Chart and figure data
□ □ □ □ □ □ □

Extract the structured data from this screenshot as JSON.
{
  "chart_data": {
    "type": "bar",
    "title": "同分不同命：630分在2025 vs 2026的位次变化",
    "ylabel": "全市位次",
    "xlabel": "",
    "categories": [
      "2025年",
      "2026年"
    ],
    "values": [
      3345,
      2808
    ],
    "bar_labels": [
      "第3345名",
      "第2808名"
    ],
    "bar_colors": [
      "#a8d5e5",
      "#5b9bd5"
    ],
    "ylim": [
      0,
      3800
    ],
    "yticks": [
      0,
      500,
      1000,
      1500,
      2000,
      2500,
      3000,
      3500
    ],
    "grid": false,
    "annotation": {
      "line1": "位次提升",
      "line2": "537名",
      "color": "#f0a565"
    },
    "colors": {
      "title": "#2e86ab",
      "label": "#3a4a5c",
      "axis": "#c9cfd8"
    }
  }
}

□ □ □ □ □ □ □

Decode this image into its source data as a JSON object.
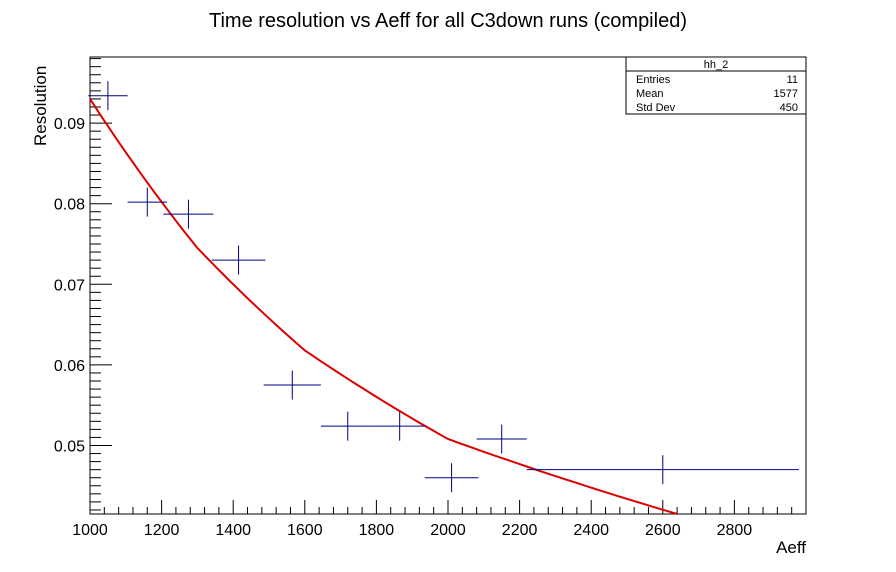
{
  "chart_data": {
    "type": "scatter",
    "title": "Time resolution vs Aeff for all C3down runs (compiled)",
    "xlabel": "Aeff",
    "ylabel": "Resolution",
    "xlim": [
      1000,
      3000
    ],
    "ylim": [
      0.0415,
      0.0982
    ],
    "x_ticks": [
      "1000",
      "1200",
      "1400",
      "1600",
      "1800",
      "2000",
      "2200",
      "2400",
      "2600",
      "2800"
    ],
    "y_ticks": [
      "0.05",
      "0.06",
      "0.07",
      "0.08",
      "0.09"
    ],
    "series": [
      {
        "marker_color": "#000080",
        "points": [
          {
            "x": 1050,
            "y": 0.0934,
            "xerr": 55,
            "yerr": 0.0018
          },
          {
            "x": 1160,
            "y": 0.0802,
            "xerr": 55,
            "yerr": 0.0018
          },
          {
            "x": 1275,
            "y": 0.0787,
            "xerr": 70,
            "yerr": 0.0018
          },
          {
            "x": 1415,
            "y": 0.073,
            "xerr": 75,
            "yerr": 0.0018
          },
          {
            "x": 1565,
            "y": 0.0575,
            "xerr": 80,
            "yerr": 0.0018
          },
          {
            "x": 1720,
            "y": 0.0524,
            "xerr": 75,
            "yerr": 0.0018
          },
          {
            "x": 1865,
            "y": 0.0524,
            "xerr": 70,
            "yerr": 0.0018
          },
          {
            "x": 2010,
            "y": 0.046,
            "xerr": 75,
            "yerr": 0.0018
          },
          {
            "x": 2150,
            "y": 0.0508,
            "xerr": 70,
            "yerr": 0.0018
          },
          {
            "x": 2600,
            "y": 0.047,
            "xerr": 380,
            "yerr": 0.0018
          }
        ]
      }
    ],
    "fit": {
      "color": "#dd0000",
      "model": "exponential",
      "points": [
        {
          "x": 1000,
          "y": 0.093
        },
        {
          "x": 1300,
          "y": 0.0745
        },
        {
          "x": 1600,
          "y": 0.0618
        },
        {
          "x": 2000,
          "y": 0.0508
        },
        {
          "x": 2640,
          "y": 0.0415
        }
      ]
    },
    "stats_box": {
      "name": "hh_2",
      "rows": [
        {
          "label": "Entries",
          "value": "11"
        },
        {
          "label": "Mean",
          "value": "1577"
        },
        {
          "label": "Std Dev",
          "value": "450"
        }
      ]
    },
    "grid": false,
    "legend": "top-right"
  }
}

□ □ □ □ □ □ □

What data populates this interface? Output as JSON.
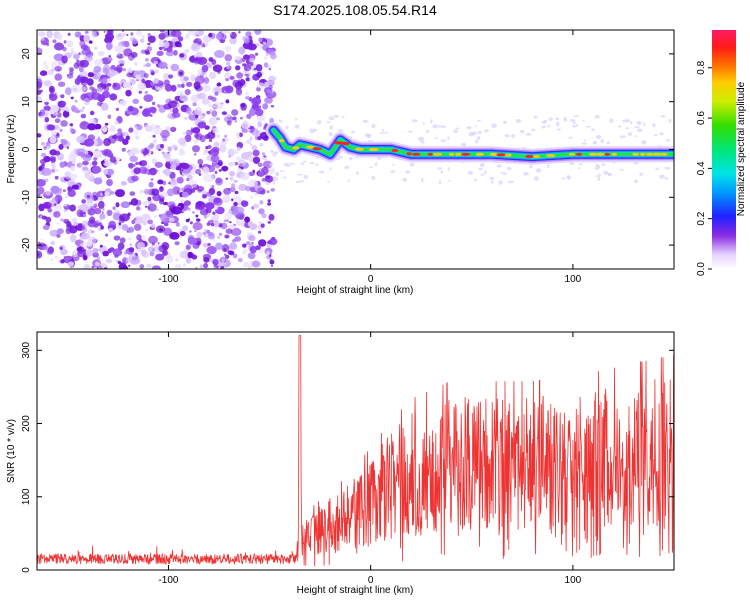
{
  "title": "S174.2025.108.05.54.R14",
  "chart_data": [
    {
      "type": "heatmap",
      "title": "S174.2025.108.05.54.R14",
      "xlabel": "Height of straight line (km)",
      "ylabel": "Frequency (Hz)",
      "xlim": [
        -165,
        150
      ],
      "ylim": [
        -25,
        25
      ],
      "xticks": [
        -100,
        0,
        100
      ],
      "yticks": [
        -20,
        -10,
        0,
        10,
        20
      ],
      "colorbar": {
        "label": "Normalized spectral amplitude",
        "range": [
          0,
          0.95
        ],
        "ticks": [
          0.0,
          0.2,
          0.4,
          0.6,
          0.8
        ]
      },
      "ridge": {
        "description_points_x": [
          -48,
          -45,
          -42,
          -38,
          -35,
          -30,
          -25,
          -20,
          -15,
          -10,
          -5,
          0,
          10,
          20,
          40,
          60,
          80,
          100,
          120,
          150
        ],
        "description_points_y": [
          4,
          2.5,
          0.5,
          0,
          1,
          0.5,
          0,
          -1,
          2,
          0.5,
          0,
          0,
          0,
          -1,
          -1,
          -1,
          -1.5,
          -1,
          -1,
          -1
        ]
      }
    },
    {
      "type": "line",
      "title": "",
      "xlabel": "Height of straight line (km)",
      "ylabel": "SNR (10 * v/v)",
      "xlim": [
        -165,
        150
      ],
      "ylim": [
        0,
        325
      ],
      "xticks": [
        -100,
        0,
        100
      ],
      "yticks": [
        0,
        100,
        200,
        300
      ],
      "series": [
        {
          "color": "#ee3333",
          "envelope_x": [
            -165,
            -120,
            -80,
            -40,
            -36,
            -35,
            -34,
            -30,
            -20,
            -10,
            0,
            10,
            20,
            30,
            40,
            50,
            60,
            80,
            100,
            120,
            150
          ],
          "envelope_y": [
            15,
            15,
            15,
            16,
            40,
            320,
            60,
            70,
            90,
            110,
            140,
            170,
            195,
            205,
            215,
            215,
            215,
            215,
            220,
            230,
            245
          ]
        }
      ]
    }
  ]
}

□ □ □ □ □ □ □

§ **Problem details**: Search the data above for the string "Aeff" and copy each line that has it.

§ **Task answer**:
    "title": "Time resolution vs Aeff for all C3down runs (compiled)",
    "xlabel": "Aeff",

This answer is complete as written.